Return all lines that include the string "name".

**Data shown**
┄┄┄┄┄┄┄┄┄┄┄┄┄┄┄┄┄┄┄┄

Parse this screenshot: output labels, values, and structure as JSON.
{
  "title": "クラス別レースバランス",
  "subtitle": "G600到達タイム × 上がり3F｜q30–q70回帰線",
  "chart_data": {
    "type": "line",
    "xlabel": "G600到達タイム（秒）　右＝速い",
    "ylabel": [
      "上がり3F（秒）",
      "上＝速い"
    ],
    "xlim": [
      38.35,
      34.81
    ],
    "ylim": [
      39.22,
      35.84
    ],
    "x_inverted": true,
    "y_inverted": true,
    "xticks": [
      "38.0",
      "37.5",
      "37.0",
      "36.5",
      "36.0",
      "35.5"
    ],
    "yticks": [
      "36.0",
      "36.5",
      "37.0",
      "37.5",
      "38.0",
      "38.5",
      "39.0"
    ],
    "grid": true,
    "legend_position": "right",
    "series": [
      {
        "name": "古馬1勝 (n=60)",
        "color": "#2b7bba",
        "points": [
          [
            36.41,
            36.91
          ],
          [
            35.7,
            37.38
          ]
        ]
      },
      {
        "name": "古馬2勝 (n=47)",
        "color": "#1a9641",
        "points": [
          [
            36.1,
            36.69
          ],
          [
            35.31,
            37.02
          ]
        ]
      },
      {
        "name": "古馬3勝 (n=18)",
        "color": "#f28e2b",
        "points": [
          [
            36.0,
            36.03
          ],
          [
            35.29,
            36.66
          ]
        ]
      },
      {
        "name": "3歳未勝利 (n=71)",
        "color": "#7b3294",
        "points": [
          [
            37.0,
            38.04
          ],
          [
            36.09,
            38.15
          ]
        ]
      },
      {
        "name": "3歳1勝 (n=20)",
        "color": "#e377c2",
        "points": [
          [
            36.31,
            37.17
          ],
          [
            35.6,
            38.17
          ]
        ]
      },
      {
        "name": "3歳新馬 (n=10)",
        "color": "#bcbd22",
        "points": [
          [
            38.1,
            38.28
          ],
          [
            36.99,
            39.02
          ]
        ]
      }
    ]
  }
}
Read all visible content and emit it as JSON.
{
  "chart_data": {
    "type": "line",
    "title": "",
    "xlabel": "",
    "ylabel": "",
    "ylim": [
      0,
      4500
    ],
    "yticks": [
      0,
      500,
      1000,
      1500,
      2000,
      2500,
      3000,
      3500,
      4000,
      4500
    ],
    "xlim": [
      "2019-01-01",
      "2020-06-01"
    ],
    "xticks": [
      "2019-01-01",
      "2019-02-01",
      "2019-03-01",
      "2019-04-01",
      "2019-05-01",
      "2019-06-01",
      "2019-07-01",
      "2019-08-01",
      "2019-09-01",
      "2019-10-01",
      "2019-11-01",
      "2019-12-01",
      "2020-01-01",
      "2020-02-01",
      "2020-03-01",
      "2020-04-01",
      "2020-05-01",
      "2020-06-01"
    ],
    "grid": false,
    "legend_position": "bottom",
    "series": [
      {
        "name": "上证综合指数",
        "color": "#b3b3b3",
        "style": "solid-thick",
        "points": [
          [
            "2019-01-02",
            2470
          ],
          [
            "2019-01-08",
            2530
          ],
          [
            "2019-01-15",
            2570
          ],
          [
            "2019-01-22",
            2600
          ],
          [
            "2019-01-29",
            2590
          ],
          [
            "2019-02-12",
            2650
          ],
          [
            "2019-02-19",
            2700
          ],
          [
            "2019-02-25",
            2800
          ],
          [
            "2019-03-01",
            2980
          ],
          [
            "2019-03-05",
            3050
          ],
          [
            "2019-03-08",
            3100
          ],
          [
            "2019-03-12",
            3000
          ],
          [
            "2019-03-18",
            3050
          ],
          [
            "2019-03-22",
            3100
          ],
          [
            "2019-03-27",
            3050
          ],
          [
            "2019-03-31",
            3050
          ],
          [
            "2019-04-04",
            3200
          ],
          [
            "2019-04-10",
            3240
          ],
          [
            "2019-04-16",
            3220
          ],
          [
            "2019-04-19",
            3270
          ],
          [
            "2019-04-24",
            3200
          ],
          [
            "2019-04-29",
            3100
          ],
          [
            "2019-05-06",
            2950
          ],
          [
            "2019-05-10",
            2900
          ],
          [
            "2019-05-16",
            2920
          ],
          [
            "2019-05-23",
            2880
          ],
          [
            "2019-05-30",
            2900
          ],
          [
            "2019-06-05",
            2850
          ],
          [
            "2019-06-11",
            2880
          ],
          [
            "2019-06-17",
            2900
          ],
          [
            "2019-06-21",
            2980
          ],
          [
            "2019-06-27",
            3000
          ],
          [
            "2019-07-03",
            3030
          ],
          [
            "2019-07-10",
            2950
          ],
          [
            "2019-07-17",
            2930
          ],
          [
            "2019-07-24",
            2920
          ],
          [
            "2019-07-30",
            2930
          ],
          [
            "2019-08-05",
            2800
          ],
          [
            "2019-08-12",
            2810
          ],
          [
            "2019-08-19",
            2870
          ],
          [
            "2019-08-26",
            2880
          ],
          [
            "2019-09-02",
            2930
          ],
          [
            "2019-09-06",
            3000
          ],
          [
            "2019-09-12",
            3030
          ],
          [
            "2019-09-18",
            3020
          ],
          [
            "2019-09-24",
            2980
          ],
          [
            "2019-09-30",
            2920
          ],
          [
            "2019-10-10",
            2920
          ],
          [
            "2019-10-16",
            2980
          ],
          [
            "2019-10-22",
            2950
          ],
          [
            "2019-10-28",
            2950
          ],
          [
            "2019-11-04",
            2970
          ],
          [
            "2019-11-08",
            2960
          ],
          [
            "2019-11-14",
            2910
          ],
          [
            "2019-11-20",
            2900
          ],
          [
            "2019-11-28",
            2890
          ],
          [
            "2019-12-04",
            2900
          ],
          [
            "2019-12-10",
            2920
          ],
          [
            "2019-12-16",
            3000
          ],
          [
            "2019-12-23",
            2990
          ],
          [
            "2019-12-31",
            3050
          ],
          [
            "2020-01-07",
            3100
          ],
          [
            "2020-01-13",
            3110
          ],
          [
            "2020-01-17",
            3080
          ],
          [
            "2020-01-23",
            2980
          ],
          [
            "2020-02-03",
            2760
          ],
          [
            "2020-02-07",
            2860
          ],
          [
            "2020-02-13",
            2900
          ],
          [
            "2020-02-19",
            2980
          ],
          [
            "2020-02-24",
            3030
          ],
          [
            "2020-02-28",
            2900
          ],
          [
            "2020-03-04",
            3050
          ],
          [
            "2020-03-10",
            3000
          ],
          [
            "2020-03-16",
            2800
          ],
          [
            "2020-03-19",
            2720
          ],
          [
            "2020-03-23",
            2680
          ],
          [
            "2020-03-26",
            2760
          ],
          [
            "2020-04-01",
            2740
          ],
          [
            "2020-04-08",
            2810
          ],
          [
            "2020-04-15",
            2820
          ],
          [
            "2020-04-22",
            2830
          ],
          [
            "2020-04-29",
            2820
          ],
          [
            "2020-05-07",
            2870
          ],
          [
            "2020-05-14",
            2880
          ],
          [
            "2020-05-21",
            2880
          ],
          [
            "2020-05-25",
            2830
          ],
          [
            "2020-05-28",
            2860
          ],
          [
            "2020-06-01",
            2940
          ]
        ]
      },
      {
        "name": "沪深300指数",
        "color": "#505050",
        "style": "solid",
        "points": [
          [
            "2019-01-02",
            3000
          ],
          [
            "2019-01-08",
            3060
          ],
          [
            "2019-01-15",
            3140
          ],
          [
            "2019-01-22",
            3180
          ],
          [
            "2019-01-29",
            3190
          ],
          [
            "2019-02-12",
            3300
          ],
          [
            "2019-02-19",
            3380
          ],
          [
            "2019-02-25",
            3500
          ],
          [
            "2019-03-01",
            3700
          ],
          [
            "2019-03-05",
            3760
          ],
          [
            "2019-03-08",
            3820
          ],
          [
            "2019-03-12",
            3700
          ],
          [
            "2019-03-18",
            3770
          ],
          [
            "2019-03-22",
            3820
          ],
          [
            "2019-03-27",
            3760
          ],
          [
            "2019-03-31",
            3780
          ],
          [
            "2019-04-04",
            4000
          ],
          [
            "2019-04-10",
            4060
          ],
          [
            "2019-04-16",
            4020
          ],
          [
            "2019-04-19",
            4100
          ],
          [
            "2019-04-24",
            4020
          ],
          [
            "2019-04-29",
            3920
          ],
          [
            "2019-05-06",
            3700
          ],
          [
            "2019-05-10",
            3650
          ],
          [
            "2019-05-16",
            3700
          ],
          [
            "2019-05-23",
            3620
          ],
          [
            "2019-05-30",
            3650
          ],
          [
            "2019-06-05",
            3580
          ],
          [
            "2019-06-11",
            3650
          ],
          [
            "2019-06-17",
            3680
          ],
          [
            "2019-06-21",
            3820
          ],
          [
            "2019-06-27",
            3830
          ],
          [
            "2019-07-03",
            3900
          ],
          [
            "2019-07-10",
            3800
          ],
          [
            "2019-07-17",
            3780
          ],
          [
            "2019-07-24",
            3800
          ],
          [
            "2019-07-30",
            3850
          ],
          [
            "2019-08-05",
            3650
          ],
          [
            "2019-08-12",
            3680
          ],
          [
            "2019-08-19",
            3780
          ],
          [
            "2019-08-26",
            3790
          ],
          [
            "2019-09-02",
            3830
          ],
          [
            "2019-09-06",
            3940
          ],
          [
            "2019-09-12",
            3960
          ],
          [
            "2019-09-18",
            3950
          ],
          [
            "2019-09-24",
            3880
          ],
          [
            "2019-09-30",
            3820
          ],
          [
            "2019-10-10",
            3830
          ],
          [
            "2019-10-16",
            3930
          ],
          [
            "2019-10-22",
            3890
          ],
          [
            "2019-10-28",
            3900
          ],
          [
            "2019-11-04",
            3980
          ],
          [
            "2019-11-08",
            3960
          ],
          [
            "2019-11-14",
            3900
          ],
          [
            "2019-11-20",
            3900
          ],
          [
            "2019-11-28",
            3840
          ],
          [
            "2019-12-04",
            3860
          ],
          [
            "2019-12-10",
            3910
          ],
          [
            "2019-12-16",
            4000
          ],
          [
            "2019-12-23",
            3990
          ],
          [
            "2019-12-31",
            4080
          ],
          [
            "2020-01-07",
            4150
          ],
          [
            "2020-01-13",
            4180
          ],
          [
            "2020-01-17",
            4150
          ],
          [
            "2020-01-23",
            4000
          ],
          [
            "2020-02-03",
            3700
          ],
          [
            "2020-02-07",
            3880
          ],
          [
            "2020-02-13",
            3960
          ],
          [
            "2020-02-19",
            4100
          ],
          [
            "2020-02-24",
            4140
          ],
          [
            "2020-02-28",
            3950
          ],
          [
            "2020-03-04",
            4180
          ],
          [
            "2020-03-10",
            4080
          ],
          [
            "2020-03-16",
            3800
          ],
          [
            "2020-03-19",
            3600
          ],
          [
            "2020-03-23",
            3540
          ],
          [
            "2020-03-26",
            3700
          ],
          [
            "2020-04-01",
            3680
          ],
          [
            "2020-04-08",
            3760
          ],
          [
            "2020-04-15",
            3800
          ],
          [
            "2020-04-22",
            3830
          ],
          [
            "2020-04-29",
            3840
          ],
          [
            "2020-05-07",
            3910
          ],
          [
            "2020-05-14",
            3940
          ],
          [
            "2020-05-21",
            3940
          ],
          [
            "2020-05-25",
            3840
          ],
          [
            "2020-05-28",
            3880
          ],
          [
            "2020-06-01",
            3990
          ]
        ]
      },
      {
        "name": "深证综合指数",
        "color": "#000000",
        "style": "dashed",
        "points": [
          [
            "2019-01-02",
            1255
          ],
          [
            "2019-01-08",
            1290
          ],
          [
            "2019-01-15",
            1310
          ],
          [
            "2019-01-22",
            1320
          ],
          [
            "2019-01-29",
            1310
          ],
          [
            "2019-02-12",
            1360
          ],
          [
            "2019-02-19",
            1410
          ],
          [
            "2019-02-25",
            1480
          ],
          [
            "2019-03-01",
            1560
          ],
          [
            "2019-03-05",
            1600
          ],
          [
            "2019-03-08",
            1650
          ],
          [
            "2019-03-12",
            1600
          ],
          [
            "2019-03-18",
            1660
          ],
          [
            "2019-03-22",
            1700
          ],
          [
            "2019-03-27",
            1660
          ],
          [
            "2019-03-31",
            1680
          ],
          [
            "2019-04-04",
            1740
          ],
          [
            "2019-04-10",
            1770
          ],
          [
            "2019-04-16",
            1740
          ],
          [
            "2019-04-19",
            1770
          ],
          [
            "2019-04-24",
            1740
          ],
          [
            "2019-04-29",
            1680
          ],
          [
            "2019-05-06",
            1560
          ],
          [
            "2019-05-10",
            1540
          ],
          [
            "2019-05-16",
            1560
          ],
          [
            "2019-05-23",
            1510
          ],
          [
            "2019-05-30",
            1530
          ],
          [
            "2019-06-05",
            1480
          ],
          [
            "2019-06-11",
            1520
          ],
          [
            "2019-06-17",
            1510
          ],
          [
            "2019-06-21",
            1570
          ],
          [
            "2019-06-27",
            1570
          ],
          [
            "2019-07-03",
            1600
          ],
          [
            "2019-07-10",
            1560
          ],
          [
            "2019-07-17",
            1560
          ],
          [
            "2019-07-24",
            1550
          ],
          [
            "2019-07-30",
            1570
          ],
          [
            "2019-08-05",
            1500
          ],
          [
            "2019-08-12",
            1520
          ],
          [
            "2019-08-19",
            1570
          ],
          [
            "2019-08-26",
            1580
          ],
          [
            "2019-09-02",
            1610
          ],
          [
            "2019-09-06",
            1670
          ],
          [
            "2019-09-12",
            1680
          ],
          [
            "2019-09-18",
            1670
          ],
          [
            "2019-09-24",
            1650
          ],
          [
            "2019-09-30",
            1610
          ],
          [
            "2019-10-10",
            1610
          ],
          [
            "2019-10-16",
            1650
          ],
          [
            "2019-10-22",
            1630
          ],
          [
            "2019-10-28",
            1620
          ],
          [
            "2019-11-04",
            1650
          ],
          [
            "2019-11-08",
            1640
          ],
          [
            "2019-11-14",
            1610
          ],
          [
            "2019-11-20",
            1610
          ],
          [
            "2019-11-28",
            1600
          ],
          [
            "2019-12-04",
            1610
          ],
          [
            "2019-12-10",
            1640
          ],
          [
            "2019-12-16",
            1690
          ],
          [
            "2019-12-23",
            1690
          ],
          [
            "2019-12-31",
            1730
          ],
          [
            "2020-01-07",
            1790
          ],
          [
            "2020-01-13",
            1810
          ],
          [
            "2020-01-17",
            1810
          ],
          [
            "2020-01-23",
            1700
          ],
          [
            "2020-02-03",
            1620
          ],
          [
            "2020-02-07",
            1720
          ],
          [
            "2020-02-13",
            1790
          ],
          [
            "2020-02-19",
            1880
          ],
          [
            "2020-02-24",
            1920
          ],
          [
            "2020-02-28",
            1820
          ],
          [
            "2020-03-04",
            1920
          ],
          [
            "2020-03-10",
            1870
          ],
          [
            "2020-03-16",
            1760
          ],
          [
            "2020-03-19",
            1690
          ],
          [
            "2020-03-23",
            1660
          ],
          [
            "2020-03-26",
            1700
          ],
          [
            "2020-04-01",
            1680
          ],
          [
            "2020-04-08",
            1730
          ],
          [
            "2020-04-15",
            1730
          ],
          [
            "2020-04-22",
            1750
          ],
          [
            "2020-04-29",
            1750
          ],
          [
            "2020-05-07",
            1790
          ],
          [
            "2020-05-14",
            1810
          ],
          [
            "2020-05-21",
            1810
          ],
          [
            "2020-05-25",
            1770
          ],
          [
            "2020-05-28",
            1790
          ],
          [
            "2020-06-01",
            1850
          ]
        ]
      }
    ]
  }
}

┄┄┄┄┄┄┄┄┄┄┄┄┄┄┄┄┄┄┄┄

**Expected answer**
        "name": "古馬1勝 (n=60)",
        "name": "古馬2勝 (n=47)",
        "name": "古馬3勝 (n=18)",
        "name": "3歳未勝利 (n=71)",
        "name": "3歳1勝 (n=20)",
        "name": "3歳新馬 (n=10)",
        "name": "上证综合指数",
        "name": "沪深300指数",
        "name": "深证综合指数",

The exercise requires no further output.